**Prompt**:
Answer from the passage on collagen organization in renal tumor cores:
1. With whom did the authors consult for specific ROI annotation?
2. What does manual ROI annotation improve?
3. Why was benign tissue not included in the study?

**Source passage**:
It should be noted that we qualitatively observed that the collagen organization appears to be highly heterogeneous across different cores of a same grade and across different regions of the same core. This observation led us to consult with an expert in genitourinary pathology for specific ROI annotation. Manual ROI annotation improves the accuracy of the grading assignment and makes the comparison between different grades focus on the prominent extracellular matrix features of the RCC tumor at a given grade. Benign tissue was not included in this study as benign tissue is already reliably identified with current techniques and there has already been at least one publication showing the SHG based collagen differences between benign and malignant renal tumor [30].

Bounding box prediction data
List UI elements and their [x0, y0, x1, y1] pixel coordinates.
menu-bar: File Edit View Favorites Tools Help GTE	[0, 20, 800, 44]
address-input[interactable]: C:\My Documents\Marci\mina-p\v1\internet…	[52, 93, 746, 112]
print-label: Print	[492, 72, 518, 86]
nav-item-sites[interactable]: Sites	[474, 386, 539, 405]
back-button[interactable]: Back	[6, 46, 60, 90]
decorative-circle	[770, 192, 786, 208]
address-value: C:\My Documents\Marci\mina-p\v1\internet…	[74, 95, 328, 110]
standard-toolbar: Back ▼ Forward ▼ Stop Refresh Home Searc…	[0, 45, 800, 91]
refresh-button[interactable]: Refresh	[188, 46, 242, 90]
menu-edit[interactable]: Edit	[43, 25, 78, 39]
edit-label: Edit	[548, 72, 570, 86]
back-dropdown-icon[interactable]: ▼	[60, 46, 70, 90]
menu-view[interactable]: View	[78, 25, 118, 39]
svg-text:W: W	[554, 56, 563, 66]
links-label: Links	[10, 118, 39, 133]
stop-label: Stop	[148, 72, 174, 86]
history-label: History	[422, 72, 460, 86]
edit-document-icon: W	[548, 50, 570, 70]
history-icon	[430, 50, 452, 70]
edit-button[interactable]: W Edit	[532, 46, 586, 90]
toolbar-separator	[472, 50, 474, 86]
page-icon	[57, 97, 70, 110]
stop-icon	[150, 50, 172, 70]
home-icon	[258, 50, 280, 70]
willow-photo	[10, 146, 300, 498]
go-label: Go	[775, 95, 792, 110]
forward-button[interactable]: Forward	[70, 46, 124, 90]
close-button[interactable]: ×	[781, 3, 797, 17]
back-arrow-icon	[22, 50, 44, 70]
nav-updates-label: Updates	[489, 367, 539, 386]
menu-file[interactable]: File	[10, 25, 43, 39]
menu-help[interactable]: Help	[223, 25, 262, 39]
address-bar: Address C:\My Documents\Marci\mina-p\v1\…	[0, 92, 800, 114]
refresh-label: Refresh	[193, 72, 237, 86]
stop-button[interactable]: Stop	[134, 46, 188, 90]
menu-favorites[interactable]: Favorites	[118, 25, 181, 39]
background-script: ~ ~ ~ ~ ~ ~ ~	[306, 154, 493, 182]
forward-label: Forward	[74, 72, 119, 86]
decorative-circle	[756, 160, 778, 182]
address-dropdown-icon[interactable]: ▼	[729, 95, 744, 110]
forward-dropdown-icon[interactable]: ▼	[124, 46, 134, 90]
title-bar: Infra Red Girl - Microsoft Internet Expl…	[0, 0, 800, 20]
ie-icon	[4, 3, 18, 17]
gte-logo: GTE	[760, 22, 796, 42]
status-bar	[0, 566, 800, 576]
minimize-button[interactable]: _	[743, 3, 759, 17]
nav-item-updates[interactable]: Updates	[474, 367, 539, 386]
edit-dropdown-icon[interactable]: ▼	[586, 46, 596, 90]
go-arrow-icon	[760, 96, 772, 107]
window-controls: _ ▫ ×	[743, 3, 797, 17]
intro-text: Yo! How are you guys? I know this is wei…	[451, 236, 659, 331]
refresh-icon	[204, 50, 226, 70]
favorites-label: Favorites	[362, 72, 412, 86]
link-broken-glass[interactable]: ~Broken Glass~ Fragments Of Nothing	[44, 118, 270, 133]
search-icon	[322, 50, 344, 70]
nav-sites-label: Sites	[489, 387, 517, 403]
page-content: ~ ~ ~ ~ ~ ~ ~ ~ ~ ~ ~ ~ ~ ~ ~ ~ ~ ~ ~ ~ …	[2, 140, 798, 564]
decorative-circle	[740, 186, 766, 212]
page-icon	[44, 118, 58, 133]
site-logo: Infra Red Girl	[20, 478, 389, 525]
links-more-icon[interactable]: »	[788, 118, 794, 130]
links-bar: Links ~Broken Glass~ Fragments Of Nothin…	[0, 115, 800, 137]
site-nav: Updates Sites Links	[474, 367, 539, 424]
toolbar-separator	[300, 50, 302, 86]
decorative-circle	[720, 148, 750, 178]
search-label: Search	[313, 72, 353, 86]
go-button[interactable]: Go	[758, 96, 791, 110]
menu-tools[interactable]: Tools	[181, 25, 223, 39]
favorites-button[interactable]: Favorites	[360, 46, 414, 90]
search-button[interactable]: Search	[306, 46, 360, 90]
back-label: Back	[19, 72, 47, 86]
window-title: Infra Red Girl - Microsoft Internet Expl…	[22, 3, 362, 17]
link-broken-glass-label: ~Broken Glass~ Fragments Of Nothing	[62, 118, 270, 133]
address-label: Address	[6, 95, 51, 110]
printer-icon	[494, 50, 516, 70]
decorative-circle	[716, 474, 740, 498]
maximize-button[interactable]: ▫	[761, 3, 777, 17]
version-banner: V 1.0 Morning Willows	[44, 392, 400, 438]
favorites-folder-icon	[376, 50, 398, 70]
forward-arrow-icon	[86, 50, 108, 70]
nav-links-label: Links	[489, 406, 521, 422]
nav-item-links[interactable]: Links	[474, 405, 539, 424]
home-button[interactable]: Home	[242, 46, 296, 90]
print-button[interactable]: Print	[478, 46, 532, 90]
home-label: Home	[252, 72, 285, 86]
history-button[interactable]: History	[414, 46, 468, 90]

**Exercise output**:
1. An expert in genitourinary pathology.
2. The accuracy of the grading assignment.
3. Current techniques already identify benign tissue reliably. At least one publication has already shown the SHG-based collagen differences between benign and malignant renal tumor.